** Start of ITEMS **
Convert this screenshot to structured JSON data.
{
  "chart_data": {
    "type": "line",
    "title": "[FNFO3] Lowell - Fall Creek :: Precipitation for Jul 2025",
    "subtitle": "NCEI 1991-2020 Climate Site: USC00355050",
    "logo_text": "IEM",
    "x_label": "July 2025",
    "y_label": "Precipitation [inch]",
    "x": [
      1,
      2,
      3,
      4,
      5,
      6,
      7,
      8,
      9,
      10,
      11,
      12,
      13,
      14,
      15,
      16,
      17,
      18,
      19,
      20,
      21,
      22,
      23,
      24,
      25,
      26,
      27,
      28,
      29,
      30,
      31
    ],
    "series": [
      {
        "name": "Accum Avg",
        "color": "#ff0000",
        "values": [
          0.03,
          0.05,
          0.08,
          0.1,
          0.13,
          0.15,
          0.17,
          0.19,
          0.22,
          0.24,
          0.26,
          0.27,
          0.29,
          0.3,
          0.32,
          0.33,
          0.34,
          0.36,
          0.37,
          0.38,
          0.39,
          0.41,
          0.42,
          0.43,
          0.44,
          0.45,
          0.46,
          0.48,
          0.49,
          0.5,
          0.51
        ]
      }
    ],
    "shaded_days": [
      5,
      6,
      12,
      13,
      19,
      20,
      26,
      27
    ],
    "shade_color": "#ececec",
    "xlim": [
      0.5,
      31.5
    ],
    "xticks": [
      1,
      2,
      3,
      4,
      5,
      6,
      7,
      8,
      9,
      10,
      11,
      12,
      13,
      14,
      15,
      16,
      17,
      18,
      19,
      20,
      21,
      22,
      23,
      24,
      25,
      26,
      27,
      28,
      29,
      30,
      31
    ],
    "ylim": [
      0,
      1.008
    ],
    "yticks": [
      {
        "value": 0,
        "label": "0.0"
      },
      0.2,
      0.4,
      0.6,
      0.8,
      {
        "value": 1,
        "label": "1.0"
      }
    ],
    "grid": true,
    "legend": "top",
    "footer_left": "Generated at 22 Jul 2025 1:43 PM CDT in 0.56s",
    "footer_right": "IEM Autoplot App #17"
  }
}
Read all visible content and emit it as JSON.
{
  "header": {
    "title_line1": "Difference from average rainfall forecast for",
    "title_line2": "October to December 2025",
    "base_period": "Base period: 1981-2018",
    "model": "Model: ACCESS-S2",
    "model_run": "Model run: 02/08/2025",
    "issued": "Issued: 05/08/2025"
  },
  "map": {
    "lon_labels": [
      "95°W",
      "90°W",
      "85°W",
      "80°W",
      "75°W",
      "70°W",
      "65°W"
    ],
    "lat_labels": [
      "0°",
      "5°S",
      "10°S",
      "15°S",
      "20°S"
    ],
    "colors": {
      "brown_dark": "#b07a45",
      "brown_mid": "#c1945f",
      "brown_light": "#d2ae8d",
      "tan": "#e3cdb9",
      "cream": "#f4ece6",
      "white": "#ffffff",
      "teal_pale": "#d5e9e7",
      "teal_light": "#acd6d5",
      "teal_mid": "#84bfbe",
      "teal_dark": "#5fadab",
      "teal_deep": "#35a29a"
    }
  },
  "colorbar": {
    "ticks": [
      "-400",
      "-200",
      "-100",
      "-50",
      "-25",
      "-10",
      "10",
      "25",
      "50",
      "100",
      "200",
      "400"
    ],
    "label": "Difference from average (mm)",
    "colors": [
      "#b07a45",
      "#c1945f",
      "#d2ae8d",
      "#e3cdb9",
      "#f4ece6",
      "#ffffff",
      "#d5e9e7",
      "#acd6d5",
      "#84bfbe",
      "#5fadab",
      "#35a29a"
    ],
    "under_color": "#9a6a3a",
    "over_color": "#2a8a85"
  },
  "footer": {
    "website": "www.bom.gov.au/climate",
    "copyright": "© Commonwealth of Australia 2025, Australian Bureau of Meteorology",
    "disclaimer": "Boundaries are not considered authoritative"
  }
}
** End of ITEMS **
[EXERCISE]: Extract each line of the listing above, copying it word for word.

[ANSWER]:
Convert this screenshot to structured JSON data.
{
  "chart_data": {
    "type": "line",
    "title": "[FNFO3] Lowell - Fall Creek :: Precipitation for Jul 2025",
    "subtitle": "NCEI 1991-2020 Climate Site: USC00355050",
    "logo_text": "IEM",
    "x_label": "July 2025",
    "y_label": "Precipitation [inch]",
    "x": [
      1,
      2,
      3,
      4,
      5,
      6,
      7,
      8,
      9,
      10,
      11,
      12,
      13,
      14,
      15,
      16,
      17,
      18,
      19,
      20,
      21,
      22,
      23,
      24,
      25,
      26,
      27,
      28,
      29,
      30,
      31
    ],
    "series": [
      {
        "name": "Accum Avg",
        "color": "#ff0000",
        "values": [
          0.03,
          0.05,
          0.08,
          0.1,
          0.13,
          0.15,
          0.17,
          0.19,
          0.22,
          0.24,
          0.26,
          0.27,
          0.29,
          0.3,
          0.32,
          0.33,
          0.34,
          0.36,
          0.37,
          0.38,
          0.39,
          0.41,
          0.42,
          0.43,
          0.44,
          0.45,
          0.46,
          0.48,
          0.49,
          0.5,
          0.51
        ]
      }
    ],
    "shaded_days": [
      5,
      6,
      12,
      13,
      19,
      20,
      26,
      27
    ],
    "shade_color": "#ececec",
    "xlim": [
      0.5,
      31.5
    ],
    "xticks": [
      1,
      2,
      3,
      4,
      5,
      6,
      7,
      8,
      9,
      10,
      11,
      12,
      13,
      14,
      15,
      16,
      17,
      18,
      19,
      20,
      21,
      22,
      23,
      24,
      25,
      26,
      27,
      28,
      29,
      30,
      31
    ],
    "ylim": [
      0,
      1.008
    ],
    "yticks": [
      {
        "value": 0,
        "label": "0.0"
      },
      0.2,
      0.4,
      0.6,
      0.8,
      {
        "value": 1,
        "label": "1.0"
      }
    ],
    "grid": true,
    "legend": "top",
    "footer_left": "Generated at 22 Jul 2025 1:43 PM CDT in 0.56s",
    "footer_right": "IEM Autoplot App #17"
  }
}
Read all visible content and emit it as JSON.
{
  "header": {
    "title_line1": "Difference from average rainfall forecast for",
    "title_line2": "October to December 2025",
    "base_period": "Base period: 1981-2018",
    "model": "Model: ACCESS-S2",
    "model_run": "Model run: 02/08/2025",
    "issued": "Issued: 05/08/2025"
  },
  "map": {
    "lon_labels": [
      "95°W",
      "90°W",
      "85°W",
      "80°W",
      "75°W",
      "70°W",
      "65°W"
    ],
    "lat_labels": [
      "0°",
      "5°S",
      "10°S",
      "15°S",
      "20°S"
    ],
    "colors": {
      "brown_dark": "#b07a45",
      "brown_mid": "#c1945f",
      "brown_light": "#d2ae8d",
      "tan": "#e3cdb9",
      "cream": "#f4ece6",
      "white": "#ffffff",
      "teal_pale": "#d5e9e7",
      "teal_light": "#acd6d5",
      "teal_mid": "#84bfbe",
      "teal_dark": "#5fadab",
      "teal_deep": "#35a29a"
    }
  },
  "colorbar": {
    "ticks": [
      "-400",
      "-200",
      "-100",
      "-50",
      "-25",
      "-10",
      "10",
      "25",
      "50",
      "100",
      "200",
      "400"
    ],
    "label": "Difference from average (mm)",
    "colors": [
      "#b07a45",
      "#c1945f",
      "#d2ae8d",
      "#e3cdb9",
      "#f4ece6",
      "#ffffff",
      "#d5e9e7",
      "#acd6d5",
      "#84bfbe",
      "#5fadab",
      "#35a29a"
    ],
    "under_color": "#9a6a3a",
    "over_color": "#2a8a85"
  },
  "footer": {
    "website": "www.bom.gov.au/climate",
    "copyright": "© Commonwealth of Australia 2025, Australian Bureau of Meteorology",
    "disclaimer": "Boundaries are not considered authoritative"
  }
}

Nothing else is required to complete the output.